◆ **Entries supplied**:

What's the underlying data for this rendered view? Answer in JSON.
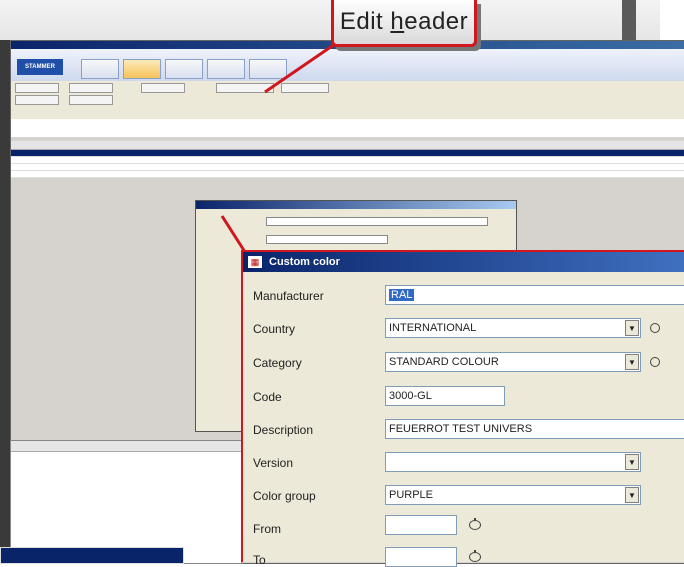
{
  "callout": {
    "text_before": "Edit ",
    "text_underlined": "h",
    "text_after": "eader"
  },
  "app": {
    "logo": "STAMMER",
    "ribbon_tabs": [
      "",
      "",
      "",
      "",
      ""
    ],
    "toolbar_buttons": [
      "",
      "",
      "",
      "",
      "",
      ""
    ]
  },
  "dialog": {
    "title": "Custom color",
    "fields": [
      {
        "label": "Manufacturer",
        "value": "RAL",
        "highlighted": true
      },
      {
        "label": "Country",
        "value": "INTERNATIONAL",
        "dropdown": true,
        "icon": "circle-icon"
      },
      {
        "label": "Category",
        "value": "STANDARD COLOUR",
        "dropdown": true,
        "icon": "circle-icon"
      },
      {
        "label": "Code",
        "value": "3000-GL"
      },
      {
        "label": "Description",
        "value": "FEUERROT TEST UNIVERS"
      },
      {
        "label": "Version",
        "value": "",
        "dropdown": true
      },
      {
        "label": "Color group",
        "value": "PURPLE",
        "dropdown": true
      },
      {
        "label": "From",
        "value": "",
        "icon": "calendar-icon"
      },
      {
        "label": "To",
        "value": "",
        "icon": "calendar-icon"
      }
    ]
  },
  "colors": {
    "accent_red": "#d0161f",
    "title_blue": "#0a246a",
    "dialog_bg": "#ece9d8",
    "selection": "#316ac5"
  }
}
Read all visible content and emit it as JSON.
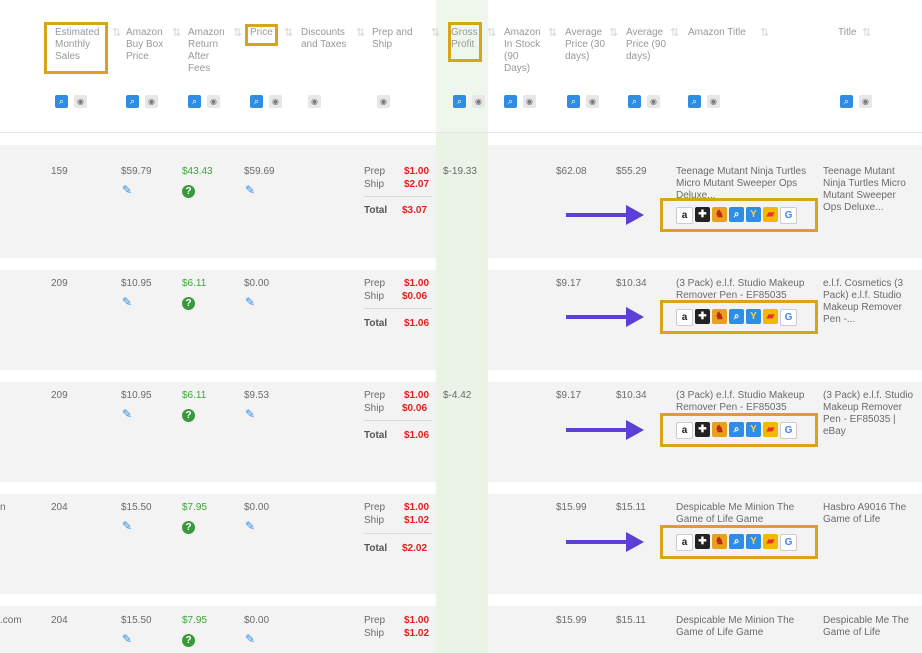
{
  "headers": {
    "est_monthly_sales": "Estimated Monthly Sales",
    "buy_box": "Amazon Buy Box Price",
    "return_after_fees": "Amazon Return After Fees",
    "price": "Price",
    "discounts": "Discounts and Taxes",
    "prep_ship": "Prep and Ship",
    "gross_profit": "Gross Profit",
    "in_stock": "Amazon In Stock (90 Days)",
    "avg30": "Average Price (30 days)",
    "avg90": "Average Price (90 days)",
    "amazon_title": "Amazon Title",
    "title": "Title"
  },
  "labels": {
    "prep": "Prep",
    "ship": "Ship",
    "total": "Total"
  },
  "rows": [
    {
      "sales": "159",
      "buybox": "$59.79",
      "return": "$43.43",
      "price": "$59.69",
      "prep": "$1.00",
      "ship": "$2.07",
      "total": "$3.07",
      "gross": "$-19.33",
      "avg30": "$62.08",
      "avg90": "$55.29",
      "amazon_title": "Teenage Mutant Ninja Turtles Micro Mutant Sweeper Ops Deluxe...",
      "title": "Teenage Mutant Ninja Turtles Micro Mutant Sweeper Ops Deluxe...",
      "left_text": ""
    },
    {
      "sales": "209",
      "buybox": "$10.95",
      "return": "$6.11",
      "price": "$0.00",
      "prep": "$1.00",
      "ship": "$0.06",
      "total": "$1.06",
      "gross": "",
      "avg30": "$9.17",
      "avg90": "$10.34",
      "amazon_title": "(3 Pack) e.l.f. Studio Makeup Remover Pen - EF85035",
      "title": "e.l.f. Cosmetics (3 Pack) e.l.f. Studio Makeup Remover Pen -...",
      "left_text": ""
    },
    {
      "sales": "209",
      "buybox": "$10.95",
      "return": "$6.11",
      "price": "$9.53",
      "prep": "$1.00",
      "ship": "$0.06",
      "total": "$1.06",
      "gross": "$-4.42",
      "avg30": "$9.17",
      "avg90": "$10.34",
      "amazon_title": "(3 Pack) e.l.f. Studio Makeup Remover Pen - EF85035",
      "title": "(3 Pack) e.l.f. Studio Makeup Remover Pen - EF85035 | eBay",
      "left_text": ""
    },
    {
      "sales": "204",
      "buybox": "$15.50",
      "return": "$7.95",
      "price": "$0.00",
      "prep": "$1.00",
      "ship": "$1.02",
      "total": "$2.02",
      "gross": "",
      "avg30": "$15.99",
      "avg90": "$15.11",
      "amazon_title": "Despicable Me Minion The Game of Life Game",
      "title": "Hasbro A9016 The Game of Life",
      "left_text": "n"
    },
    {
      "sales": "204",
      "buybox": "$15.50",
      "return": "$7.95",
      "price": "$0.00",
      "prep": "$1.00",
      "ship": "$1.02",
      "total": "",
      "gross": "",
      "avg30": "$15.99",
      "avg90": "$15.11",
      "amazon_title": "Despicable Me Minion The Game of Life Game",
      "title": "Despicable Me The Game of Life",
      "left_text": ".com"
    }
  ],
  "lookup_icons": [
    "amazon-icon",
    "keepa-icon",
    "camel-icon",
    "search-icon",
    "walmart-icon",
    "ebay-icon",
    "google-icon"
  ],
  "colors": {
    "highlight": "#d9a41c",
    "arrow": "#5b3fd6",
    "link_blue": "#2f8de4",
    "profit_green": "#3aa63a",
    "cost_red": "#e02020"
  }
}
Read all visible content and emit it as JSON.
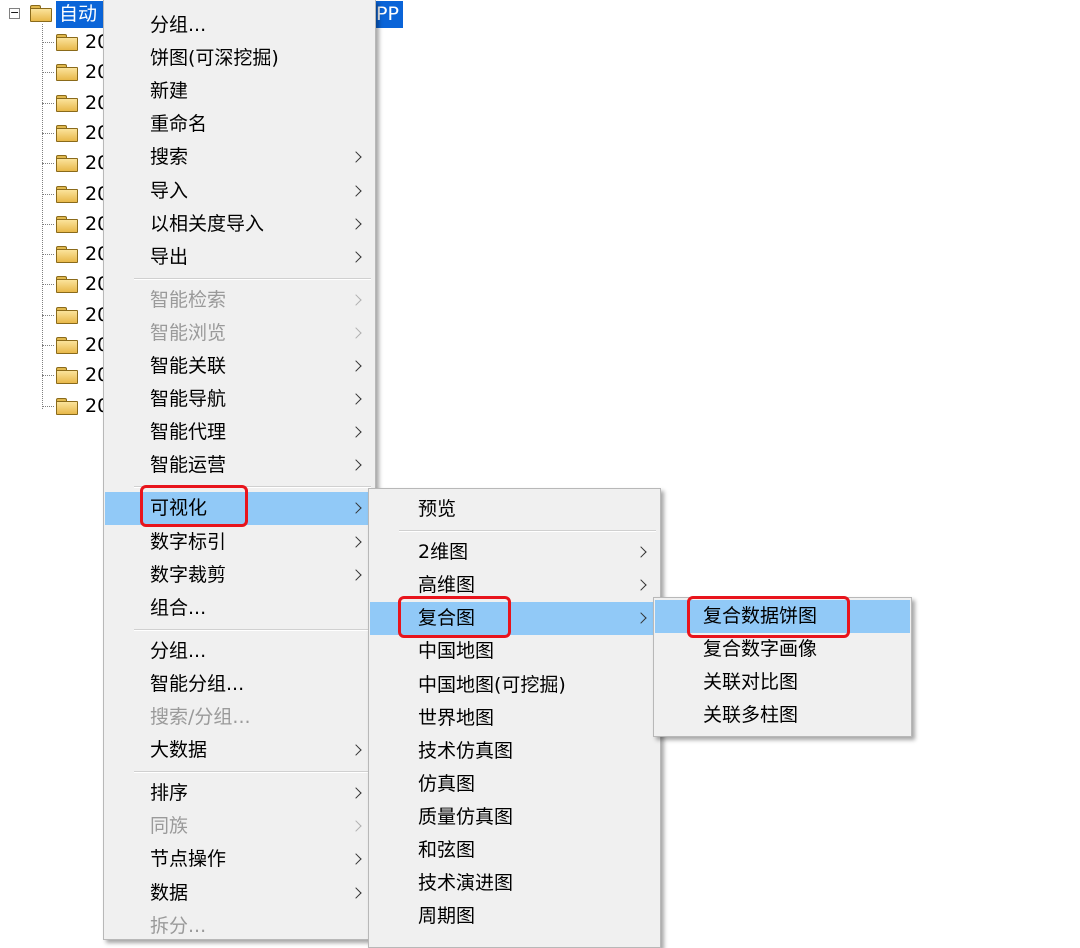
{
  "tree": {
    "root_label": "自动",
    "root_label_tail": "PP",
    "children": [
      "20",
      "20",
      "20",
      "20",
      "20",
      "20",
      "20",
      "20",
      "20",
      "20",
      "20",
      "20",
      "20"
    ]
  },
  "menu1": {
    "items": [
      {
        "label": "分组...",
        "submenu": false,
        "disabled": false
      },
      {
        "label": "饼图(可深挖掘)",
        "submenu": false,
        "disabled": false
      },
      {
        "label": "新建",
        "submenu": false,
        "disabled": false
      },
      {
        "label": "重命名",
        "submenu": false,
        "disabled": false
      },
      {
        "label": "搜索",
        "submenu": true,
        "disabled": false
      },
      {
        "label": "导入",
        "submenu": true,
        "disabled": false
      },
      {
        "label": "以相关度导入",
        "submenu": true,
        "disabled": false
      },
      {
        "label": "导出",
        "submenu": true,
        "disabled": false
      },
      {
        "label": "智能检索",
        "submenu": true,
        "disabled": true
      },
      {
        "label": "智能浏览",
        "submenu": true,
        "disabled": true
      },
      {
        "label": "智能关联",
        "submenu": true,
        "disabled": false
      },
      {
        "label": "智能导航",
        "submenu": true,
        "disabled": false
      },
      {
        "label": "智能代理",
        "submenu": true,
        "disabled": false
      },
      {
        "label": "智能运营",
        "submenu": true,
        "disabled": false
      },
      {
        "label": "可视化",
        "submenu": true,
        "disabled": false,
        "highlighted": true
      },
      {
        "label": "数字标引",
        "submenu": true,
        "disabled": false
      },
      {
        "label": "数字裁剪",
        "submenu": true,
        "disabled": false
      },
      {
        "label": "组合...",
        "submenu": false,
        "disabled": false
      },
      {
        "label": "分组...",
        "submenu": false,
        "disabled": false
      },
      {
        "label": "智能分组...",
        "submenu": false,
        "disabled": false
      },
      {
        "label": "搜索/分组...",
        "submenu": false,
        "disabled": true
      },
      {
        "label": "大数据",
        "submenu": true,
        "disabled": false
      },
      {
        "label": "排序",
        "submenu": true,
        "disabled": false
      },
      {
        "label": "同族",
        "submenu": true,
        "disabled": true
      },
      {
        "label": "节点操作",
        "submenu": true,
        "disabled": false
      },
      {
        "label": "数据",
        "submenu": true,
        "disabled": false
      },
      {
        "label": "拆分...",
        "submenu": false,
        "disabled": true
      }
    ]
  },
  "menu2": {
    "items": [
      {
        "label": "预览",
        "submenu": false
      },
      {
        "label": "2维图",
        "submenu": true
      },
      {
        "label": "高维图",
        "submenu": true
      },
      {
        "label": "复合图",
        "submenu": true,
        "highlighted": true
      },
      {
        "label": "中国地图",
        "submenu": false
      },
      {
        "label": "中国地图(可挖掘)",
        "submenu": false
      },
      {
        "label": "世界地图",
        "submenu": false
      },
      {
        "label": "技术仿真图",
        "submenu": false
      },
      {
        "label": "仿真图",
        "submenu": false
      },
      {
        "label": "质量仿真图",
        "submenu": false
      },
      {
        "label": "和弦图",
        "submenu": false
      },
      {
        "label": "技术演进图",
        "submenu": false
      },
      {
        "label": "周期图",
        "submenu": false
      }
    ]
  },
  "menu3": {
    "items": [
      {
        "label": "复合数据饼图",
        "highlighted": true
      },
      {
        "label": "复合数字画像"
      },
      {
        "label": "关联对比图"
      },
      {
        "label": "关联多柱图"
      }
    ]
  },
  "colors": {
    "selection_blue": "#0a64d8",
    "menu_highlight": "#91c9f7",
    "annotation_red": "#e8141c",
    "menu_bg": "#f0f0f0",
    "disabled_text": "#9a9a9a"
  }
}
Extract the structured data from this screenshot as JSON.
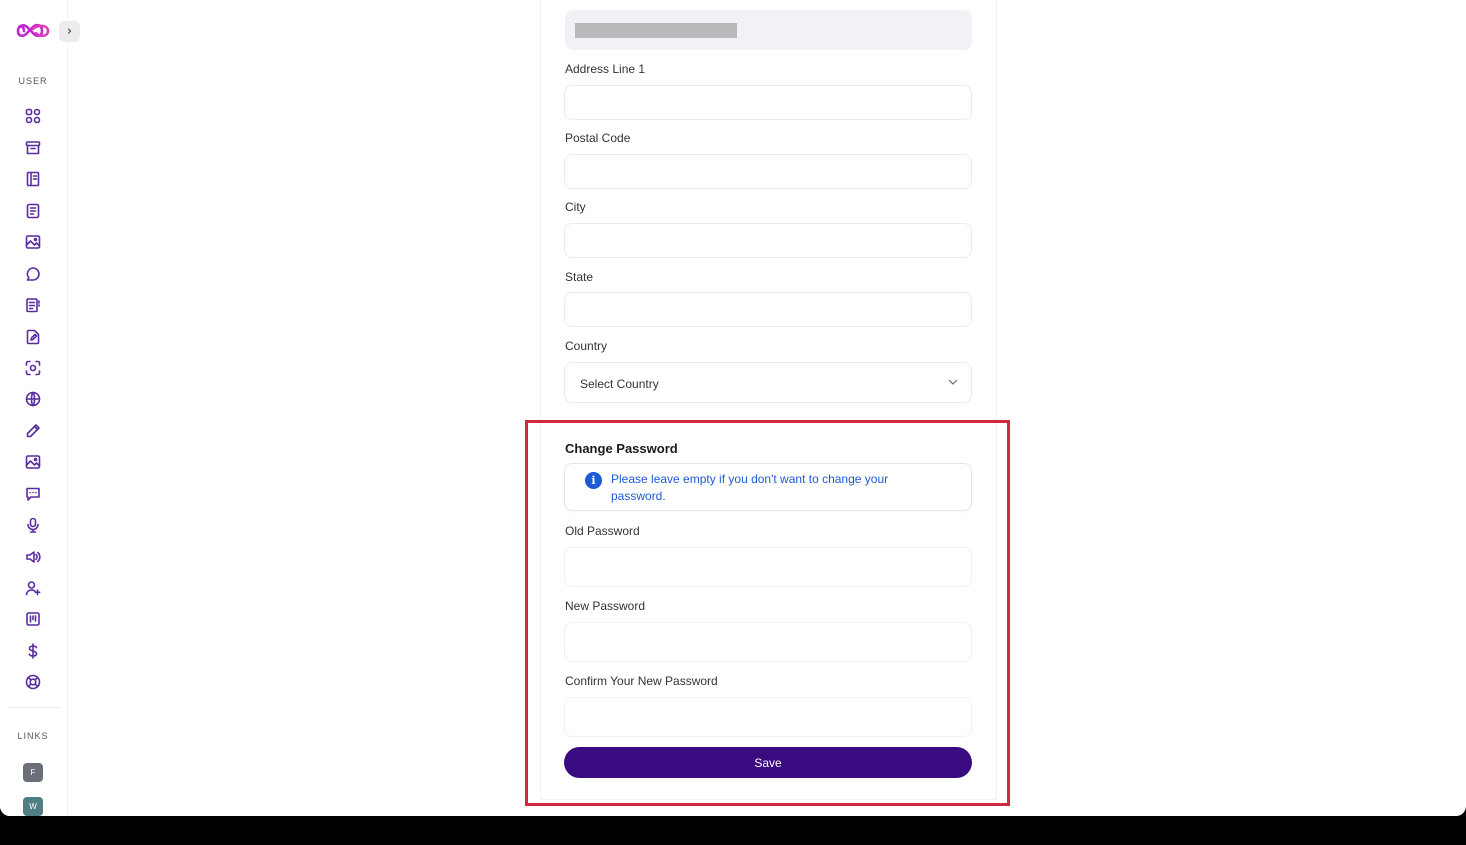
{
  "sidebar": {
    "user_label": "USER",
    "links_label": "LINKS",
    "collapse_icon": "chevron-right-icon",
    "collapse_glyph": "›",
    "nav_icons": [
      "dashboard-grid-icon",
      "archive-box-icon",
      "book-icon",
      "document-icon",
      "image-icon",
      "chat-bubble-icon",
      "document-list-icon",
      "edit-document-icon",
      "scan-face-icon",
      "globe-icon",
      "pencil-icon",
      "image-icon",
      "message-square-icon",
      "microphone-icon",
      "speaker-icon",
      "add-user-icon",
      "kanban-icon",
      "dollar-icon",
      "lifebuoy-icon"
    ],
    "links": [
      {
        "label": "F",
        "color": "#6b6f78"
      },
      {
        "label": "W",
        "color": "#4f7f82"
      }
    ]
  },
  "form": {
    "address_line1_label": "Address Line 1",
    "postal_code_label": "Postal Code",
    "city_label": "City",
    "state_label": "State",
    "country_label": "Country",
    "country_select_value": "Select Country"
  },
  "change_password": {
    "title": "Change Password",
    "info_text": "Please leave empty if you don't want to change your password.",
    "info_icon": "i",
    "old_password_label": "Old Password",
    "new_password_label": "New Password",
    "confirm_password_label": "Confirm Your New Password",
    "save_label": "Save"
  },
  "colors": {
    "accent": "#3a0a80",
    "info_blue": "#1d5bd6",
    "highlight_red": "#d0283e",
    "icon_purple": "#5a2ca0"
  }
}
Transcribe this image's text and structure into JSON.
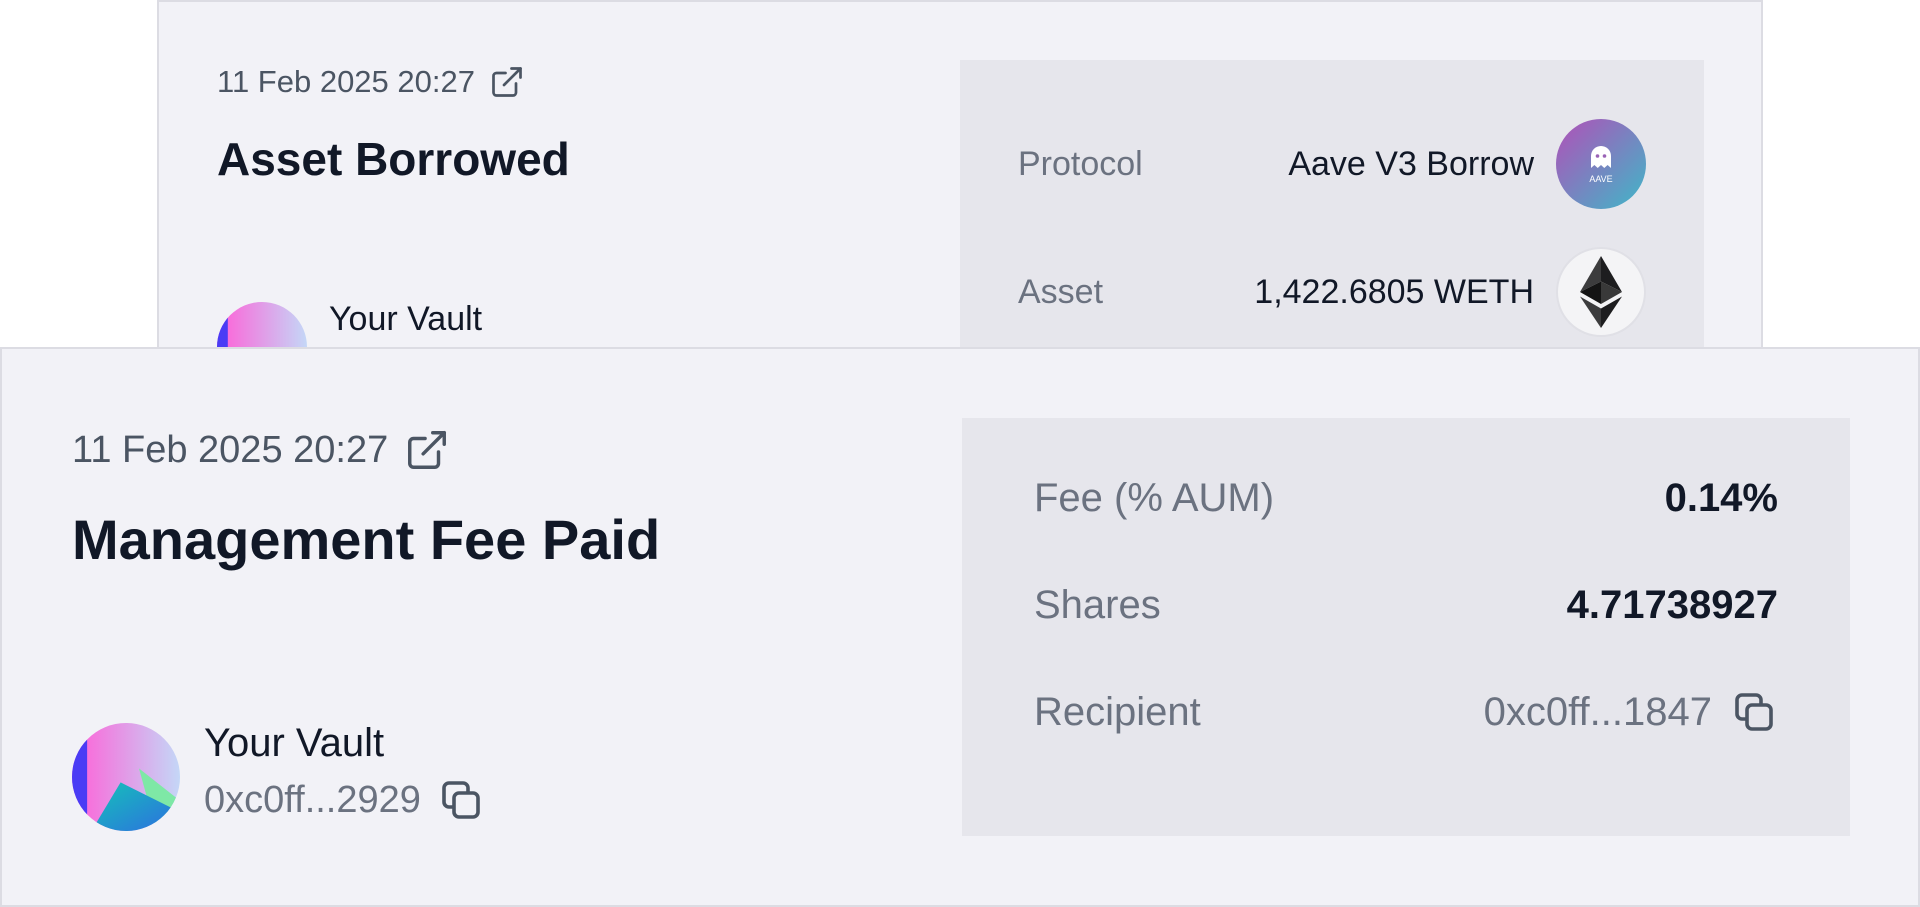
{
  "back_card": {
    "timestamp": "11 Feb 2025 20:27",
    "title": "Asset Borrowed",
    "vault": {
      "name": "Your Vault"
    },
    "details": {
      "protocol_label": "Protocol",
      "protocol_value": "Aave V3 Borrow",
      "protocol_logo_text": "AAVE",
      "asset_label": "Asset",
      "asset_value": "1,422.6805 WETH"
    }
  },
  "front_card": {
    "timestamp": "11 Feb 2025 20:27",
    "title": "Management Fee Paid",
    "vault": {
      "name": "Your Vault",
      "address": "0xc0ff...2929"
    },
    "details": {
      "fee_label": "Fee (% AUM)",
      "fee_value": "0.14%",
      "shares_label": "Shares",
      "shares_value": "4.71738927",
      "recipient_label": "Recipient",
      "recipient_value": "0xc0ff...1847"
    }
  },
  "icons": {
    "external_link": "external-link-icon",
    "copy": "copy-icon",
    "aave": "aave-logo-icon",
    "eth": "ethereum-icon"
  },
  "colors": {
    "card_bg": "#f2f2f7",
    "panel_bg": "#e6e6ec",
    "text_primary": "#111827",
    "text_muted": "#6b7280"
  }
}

◆ **What the task requires**:
Which lines hold the word "Code"? Copy all of them.

◆ **Solution for this exercise**:
        "label": "Code",
    "postal_code_label": "Postal Code",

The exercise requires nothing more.